Repeat each entry exactly and drop the pictures.
────
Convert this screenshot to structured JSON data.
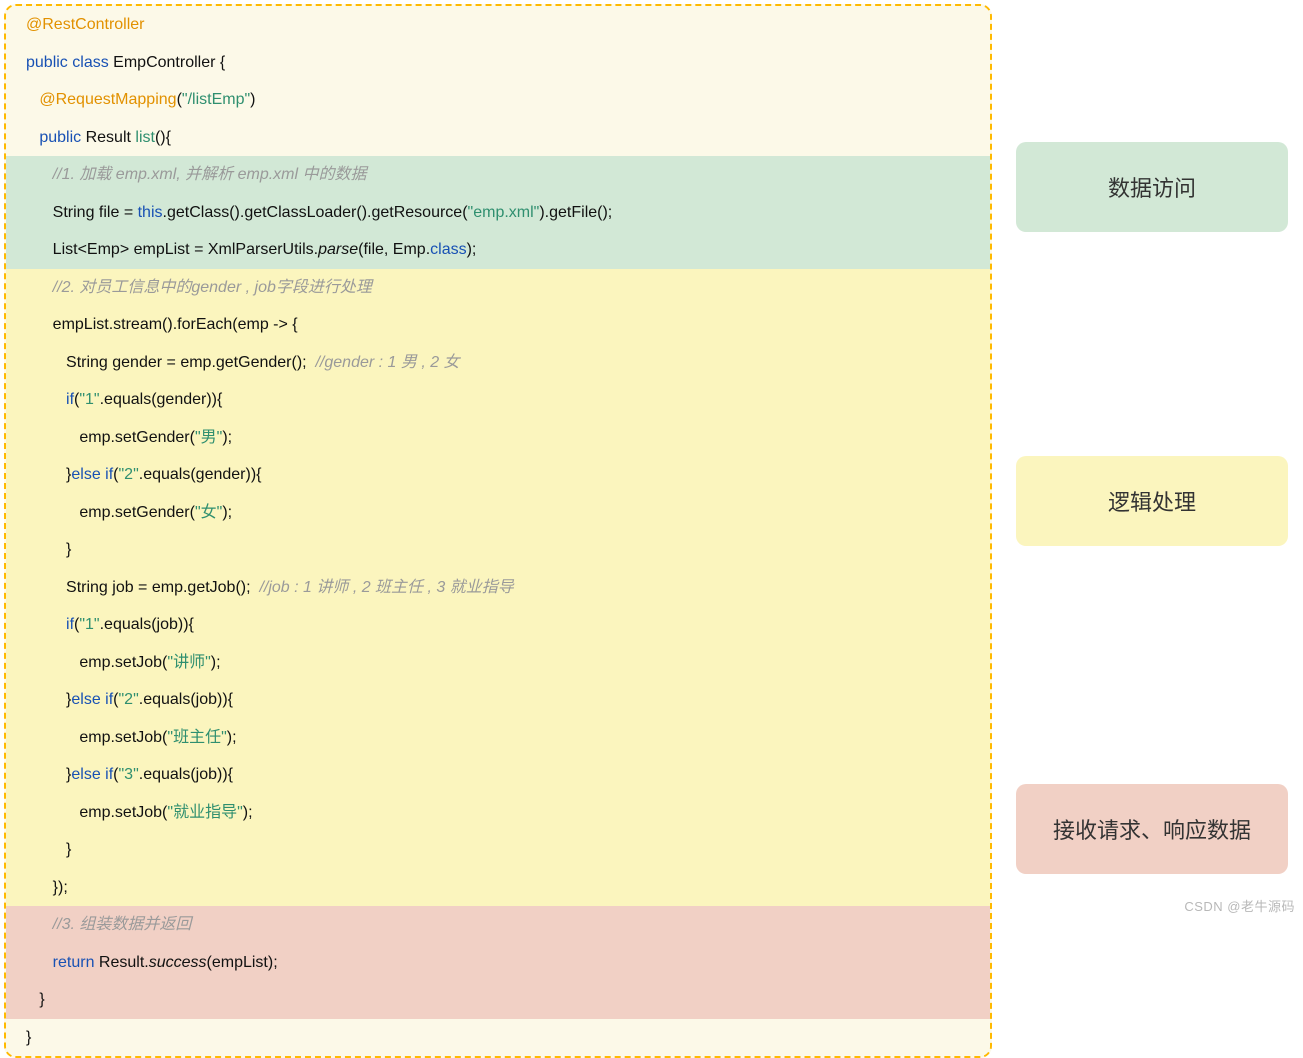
{
  "code": {
    "l01": "@RestController",
    "l02a": "public",
    "l02b": " class",
    "l02c": " EmpController {",
    "l03a": "@RequestMapping",
    "l03b": "(",
    "l03c": "\"/listEmp\"",
    "l03d": ")",
    "l04a": "public",
    "l04b": " Result ",
    "l04c": "list",
    "l04d": "(){",
    "l05": "//1. 加载 emp.xml, 并解析 emp.xml 中的数据",
    "l06a": "String file = ",
    "l06b": "this",
    "l06c": ".getClass().getClassLoader().getResource(",
    "l06d": "\"emp.xml\"",
    "l06e": ").getFile();",
    "l07a": "List<Emp> empList = XmlParserUtils.",
    "l07b": "parse",
    "l07c": "(file, Emp.",
    "l07d": "class",
    "l07e": ");",
    "l08": "//2. 对员工信息中的gender , job字段进行处理",
    "l09": "empList.stream().forEach(emp -> {",
    "l10a": "String gender = emp.getGender();  ",
    "l10b": "//gender : 1 男 , 2 女",
    "l11a": "if",
    "l11b": "(",
    "l11c": "\"1\"",
    "l11d": ".equals(gender)){",
    "l12a": "emp.setGender(",
    "l12b": "\"男\"",
    "l12c": ");",
    "l13a": "}",
    "l13b": "else if",
    "l13c": "(",
    "l13d": "\"2\"",
    "l13e": ".equals(gender)){",
    "l14a": "emp.setGender(",
    "l14b": "\"女\"",
    "l14c": ");",
    "l15": "}",
    "l16a": "String job = emp.getJob();  ",
    "l16b": "//job : 1 讲师 , 2 班主任 , 3 就业指导",
    "l17a": "if",
    "l17b": "(",
    "l17c": "\"1\"",
    "l17d": ".equals(job)){",
    "l18a": "emp.setJob(",
    "l18b": "\"讲师\"",
    "l18c": ");",
    "l19a": "}",
    "l19b": "else if",
    "l19c": "(",
    "l19d": "\"2\"",
    "l19e": ".equals(job)){",
    "l20a": "emp.setJob(",
    "l20b": "\"班主任\"",
    "l20c": ");",
    "l21a": "}",
    "l21b": "else if",
    "l21c": "(",
    "l21d": "\"3\"",
    "l21e": ".equals(job)){",
    "l22a": "emp.setJob(",
    "l22b": "\"就业指导\"",
    "l22c": ");",
    "l23": "}",
    "l24": "});",
    "l25": "//3. 组装数据并返回",
    "l26a": "return",
    "l26b": " Result.",
    "l26c": "success",
    "l26d": "(empList);",
    "l27": "}",
    "l28": "}"
  },
  "labels": {
    "data_access": "数据访问",
    "logic": "逻辑处理",
    "response": "接收请求、响应数据"
  },
  "watermark": "CSDN @老牛源码"
}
────
WORKED SOLUTION »
Convert this screenshot to structured JSON data.
{
  "code": {
    "l01": "@RestController",
    "l02a": "public",
    "l02b": " class",
    "l02c": " EmpController {",
    "l03a": "@RequestMapping",
    "l03b": "(",
    "l03c": "\"/listEmp\"",
    "l03d": ")",
    "l04a": "public",
    "l04b": " Result ",
    "l04c": "list",
    "l04d": "(){",
    "l05": "//1. 加载 emp.xml, 并解析 emp.xml 中的数据",
    "l06a": "String file = ",
    "l06b": "this",
    "l06c": ".getClass().getClassLoader().getResource(",
    "l06d": "\"emp.xml\"",
    "l06e": ").getFile();",
    "l07a": "List<Emp> empList = XmlParserUtils.",
    "l07b": "parse",
    "l07c": "(file, Emp.",
    "l07d": "class",
    "l07e": ");",
    "l08": "//2. 对员工信息中的gender , job字段进行处理",
    "l09": "empList.stream().forEach(emp -> {",
    "l10a": "String gender = emp.getGender();  ",
    "l10b": "//gender : 1 男 , 2 女",
    "l11a": "if",
    "l11b": "(",
    "l11c": "\"1\"",
    "l11d": ".equals(gender)){",
    "l12a": "emp.setGender(",
    "l12b": "\"男\"",
    "l12c": ");",
    "l13a": "}",
    "l13b": "else if",
    "l13c": "(",
    "l13d": "\"2\"",
    "l13e": ".equals(gender)){",
    "l14a": "emp.setGender(",
    "l14b": "\"女\"",
    "l14c": ");",
    "l15": "}",
    "l16a": "String job = emp.getJob();  ",
    "l16b": "//job : 1 讲师 , 2 班主任 , 3 就业指导",
    "l17a": "if",
    "l17b": "(",
    "l17c": "\"1\"",
    "l17d": ".equals(job)){",
    "l18a": "emp.setJob(",
    "l18b": "\"讲师\"",
    "l18c": ");",
    "l19a": "}",
    "l19b": "else if",
    "l19c": "(",
    "l19d": "\"2\"",
    "l19e": ".equals(job)){",
    "l20a": "emp.setJob(",
    "l20b": "\"班主任\"",
    "l20c": ");",
    "l21a": "}",
    "l21b": "else if",
    "l21c": "(",
    "l21d": "\"3\"",
    "l21e": ".equals(job)){",
    "l22a": "emp.setJob(",
    "l22b": "\"就业指导\"",
    "l22c": ");",
    "l23": "}",
    "l24": "});",
    "l25": "//3. 组装数据并返回",
    "l26a": "return",
    "l26b": " Result.",
    "l26c": "success",
    "l26d": "(empList);",
    "l27": "}",
    "l28": "}"
  },
  "labels": {
    "data_access": "数据访问",
    "logic": "逻辑处理",
    "response": "接收请求、响应数据"
  },
  "watermark": "CSDN @老牛源码"
}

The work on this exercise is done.